## begin Raw data

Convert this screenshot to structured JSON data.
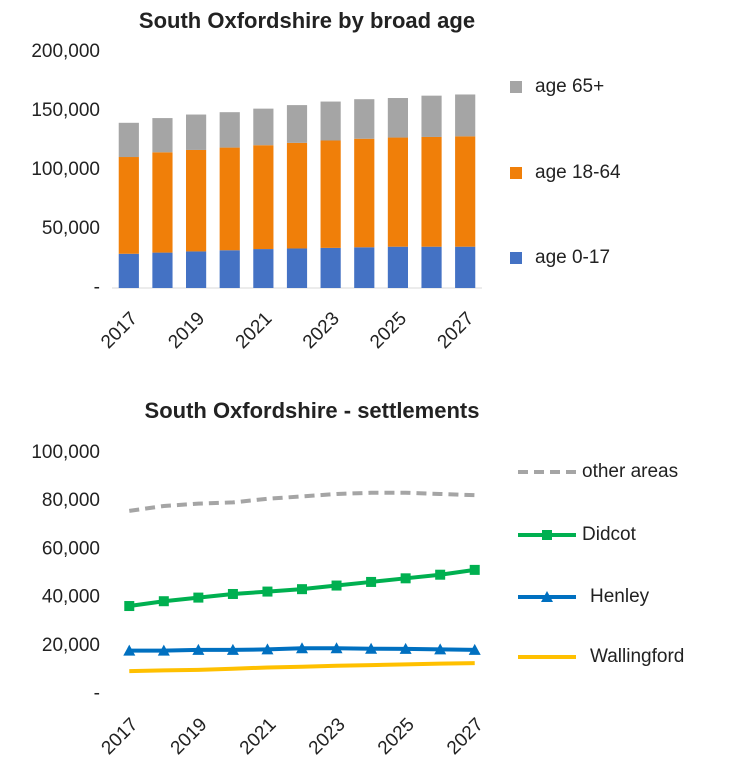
{
  "chart_data": [
    {
      "type": "stacked-bar",
      "title": "South Oxfordshire by broad age",
      "categories": [
        "2017",
        null,
        "2019",
        null,
        "2021",
        null,
        "2023",
        null,
        "2025",
        null,
        "2027"
      ],
      "ylim": [
        0,
        200000
      ],
      "yticks": [
        {
          "value": 0,
          "label": "-"
        },
        {
          "value": 50000,
          "label": "50,000"
        },
        {
          "value": 100000,
          "label": "100,000"
        },
        {
          "value": 150000,
          "label": "150,000"
        },
        {
          "value": 200000,
          "label": "200,000"
        }
      ],
      "legend": "right",
      "series": [
        {
          "name": "age 0-17",
          "color": "#4472c4",
          "values": [
            29000,
            30000,
            31000,
            32000,
            33000,
            33500,
            34000,
            34500,
            35000,
            35000,
            35000
          ]
        },
        {
          "name": "age 18-64",
          "color": "#f07f09",
          "values": [
            82000,
            85000,
            86000,
            87000,
            88000,
            89500,
            91000,
            92000,
            92500,
            93000,
            93500
          ]
        },
        {
          "name": "age 65+",
          "color": "#a5a5a5",
          "values": [
            29000,
            29000,
            30000,
            30000,
            31000,
            32000,
            33000,
            33500,
            33500,
            35000,
            35500
          ]
        }
      ]
    },
    {
      "type": "line",
      "title": "South Oxfordshire - settlements",
      "categories": [
        "2017",
        null,
        "2019",
        null,
        "2021",
        null,
        "2023",
        null,
        "2025",
        null,
        "2027"
      ],
      "ylim": [
        0,
        100000
      ],
      "yticks": [
        {
          "value": 0,
          "label": "-"
        },
        {
          "value": 20000,
          "label": "20,000"
        },
        {
          "value": 40000,
          "label": "40,000"
        },
        {
          "value": 60000,
          "label": "60,000"
        },
        {
          "value": 80000,
          "label": "80,000"
        },
        {
          "value": 100000,
          "label": "100,000"
        }
      ],
      "legend": "right",
      "series": [
        {
          "name": "other areas",
          "color": "#a5a5a5",
          "dashed": true,
          "values": [
            76000,
            78000,
            79000,
            79500,
            81000,
            82000,
            83000,
            83500,
            83500,
            83000,
            82500
          ]
        },
        {
          "name": "Didcot",
          "color": "#00b050",
          "marker": "square",
          "values": [
            36500,
            38500,
            40000,
            41500,
            42500,
            43500,
            45000,
            46500,
            48000,
            49500,
            51500
          ]
        },
        {
          "name": "Henley",
          "color": "#0070c0",
          "marker": "triangle",
          "values": [
            18000,
            18000,
            18300,
            18300,
            18500,
            19000,
            19000,
            18800,
            18700,
            18500,
            18300
          ]
        },
        {
          "name": "Wallingford",
          "color": "#ffc000",
          "values": [
            9500,
            9800,
            10000,
            10500,
            11000,
            11300,
            11700,
            12000,
            12300,
            12600,
            12800
          ]
        }
      ]
    }
  ]
}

## end Raw data

■ The task
For the listing above, identify each line bearing "South".

■ The answer
      "title": "South Oxfordshire by broad age",
      "title": "South Oxfordshire - settlements",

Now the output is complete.